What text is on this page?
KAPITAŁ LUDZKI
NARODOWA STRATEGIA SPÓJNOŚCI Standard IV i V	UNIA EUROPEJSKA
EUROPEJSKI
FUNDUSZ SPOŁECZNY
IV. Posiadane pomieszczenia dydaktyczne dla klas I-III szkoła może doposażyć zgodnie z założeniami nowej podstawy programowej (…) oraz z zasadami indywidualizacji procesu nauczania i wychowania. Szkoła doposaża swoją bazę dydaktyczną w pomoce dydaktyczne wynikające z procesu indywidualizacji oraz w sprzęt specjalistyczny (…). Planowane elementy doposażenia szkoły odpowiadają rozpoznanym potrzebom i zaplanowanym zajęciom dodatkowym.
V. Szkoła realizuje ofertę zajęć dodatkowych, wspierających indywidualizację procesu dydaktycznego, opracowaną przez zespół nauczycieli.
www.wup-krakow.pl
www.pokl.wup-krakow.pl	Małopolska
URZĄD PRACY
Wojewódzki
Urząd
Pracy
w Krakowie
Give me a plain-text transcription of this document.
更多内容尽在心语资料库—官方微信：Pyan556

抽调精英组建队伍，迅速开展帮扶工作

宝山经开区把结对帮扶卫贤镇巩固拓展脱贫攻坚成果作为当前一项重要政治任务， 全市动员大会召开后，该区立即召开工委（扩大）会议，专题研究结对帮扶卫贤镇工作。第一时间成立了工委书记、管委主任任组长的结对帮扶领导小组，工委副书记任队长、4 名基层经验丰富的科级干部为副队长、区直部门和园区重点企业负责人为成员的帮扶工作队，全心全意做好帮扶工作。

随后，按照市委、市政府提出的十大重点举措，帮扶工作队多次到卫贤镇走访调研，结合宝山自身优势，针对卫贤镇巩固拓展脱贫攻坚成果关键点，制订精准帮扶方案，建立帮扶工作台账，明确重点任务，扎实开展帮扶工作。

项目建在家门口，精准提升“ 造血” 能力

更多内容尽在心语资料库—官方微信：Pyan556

SHORT EXERCISE >>
Among the entries above, identify all lines with "procesu" and copy them.

RESPONSE FOR THIS EXERCISE >>
IV. Posiadane pomieszczenia dydaktyczne dla klas I-III szkoła może doposażyć zgodnie z założeniami nowej podstawy programowej (…) oraz z zasadami indywidualizacji procesu nauczania i wychowania. Szkoła doposaża swoją bazę dydaktyczną w pomoce dydaktyczne wynikające z procesu indywidualizacji oraz w sprzęt specjalistyczny (…). Planowane elementy doposażenia szkoły odpowiadają rozpoznanym potrzebom i zaplanowanym zajęciom dodatkowym.
V. Szkoła realizuje ofertę zajęć dodatkowych, wspierających indywidualizację procesu dydaktycznego, opracowaną przez zespół nauczycieli.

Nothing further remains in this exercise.